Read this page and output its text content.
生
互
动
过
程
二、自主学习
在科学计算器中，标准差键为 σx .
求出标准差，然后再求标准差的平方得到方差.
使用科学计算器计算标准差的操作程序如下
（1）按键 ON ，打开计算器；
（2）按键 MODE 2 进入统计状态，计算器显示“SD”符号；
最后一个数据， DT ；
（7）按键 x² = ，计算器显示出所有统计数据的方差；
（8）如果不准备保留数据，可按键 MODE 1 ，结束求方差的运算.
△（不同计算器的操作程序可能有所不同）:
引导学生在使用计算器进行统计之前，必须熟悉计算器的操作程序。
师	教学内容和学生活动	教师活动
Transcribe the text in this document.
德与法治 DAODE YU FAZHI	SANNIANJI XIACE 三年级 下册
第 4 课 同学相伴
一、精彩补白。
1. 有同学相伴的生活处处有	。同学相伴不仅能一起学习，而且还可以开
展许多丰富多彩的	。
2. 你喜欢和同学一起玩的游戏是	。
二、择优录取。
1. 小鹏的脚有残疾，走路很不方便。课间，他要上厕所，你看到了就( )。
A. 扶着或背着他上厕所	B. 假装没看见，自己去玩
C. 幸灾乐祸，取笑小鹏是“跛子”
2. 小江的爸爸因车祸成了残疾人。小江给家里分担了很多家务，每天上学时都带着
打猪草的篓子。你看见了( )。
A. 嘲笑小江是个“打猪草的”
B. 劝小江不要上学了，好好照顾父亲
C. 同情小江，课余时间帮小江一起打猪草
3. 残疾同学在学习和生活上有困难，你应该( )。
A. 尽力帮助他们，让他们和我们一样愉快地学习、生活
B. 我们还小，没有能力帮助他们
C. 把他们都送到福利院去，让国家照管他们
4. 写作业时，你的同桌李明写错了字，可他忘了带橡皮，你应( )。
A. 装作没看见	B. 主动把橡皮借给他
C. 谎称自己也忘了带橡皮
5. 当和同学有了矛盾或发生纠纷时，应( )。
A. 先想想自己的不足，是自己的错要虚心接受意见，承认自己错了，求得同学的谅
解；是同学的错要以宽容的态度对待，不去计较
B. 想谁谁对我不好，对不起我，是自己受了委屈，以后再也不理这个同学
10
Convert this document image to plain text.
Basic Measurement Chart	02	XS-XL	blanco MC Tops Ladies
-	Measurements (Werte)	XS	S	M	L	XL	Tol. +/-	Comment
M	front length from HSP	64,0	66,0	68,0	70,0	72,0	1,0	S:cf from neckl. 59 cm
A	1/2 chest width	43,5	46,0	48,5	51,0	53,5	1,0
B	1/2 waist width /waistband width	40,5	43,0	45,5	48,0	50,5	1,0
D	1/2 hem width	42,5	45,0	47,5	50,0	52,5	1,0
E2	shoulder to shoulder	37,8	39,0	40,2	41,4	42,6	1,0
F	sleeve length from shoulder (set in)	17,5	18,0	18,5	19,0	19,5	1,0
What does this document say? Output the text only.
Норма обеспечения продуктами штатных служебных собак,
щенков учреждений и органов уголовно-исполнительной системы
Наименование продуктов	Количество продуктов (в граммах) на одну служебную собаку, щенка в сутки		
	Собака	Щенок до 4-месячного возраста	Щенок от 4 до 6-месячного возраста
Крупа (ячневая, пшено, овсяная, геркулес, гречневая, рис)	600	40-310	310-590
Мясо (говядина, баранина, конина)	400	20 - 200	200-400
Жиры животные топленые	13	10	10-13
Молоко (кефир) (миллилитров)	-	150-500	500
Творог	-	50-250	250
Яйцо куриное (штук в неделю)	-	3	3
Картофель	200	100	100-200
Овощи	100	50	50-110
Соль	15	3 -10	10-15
==========
What needs to be done:
Return the whole listing exactly.

Answer to the task:
Read this page and output its text content.
生
互
动
过
程
二、自主学习
在科学计算器中，标准差键为 σx .
求出标准差，然后再求标准差的平方得到方差.
使用科学计算器计算标准差的操作程序如下
（1）按键 ON ，打开计算器；
（2）按键 MODE 2 进入统计状态，计算器显示“SD”符号；
最后一个数据， DT ；
（7）按键 x² = ，计算器显示出所有统计数据的方差；
（8）如果不准备保留数据，可按键 MODE 1 ，结束求方差的运算.
△（不同计算器的操作程序可能有所不同）:
引导学生在使用计算器进行统计之前，必须熟悉计算器的操作程序。
师	教学内容和学生活动	教师活动
Transcribe the text in this document.
德与法治 DAODE YU FAZHI	SANNIANJI XIACE 三年级 下册
第 4 课 同学相伴
一、精彩补白。
1. 有同学相伴的生活处处有	。同学相伴不仅能一起学习，而且还可以开
展许多丰富多彩的	。
2. 你喜欢和同学一起玩的游戏是	。
二、择优录取。
1. 小鹏的脚有残疾，走路很不方便。课间，他要上厕所，你看到了就( )。
A. 扶着或背着他上厕所	B. 假装没看见，自己去玩
C. 幸灾乐祸，取笑小鹏是“跛子”
2. 小江的爸爸因车祸成了残疾人。小江给家里分担了很多家务，每天上学时都带着
打猪草的篓子。你看见了( )。
A. 嘲笑小江是个“打猪草的”
B. 劝小江不要上学了，好好照顾父亲
C. 同情小江，课余时间帮小江一起打猪草
3. 残疾同学在学习和生活上有困难，你应该( )。
A. 尽力帮助他们，让他们和我们一样愉快地学习、生活
B. 我们还小，没有能力帮助他们
C. 把他们都送到福利院去，让国家照管他们
4. 写作业时，你的同桌李明写错了字，可他忘了带橡皮，你应( )。
A. 装作没看见	B. 主动把橡皮借给他
C. 谎称自己也忘了带橡皮
5. 当和同学有了矛盾或发生纠纷时，应( )。
A. 先想想自己的不足，是自己的错要虚心接受意见，承认自己错了，求得同学的谅
解；是同学的错要以宽容的态度对待，不去计较
B. 想谁谁对我不好，对不起我，是自己受了委屈，以后再也不理这个同学
10
Convert this document image to plain text.
Basic Measurement Chart	02	XS-XL	blanco MC Tops Ladies
-	Measurements (Werte)	XS	S	M	L	XL	Tol. +/-	Comment
M	front length from HSP	64,0	66,0	68,0	70,0	72,0	1,0	S:cf from neckl. 59 cm
A	1/2 chest width	43,5	46,0	48,5	51,0	53,5	1,0
B	1/2 waist width /waistband width	40,5	43,0	45,5	48,0	50,5	1,0
D	1/2 hem width	42,5	45,0	47,5	50,0	52,5	1,0
E2	shoulder to shoulder	37,8	39,0	40,2	41,4	42,6	1,0
F	sleeve length from shoulder (set in)	17,5	18,0	18,5	19,0	19,5	1,0
What does this document say? Output the text only.
Норма обеспечения продуктами штатных служебных собак,
щенков учреждений и органов уголовно-исполнительной системы
Наименование продуктов	Количество продуктов (в граммах) на одну служебную собаку, щенка в сутки		
	Собака	Щенок до 4-месячного возраста	Щенок от 4 до 6-месячного возраста
Крупа (ячневая, пшено, овсяная, геркулес, гречневая, рис)	600	40-310	310-590
Мясо (говядина, баранина, конина)	400	20 - 200	200-400
Жиры животные топленые	13	10	10-13
Молоко (кефир) (миллилитров)	-	150-500	500
Творог	-	50-250	250
Яйцо куриное (штук в неделю)	-	3	3
Картофель	200	100	100-200
Овощи	100	50	50-110
Соль	15	3 -10	10-15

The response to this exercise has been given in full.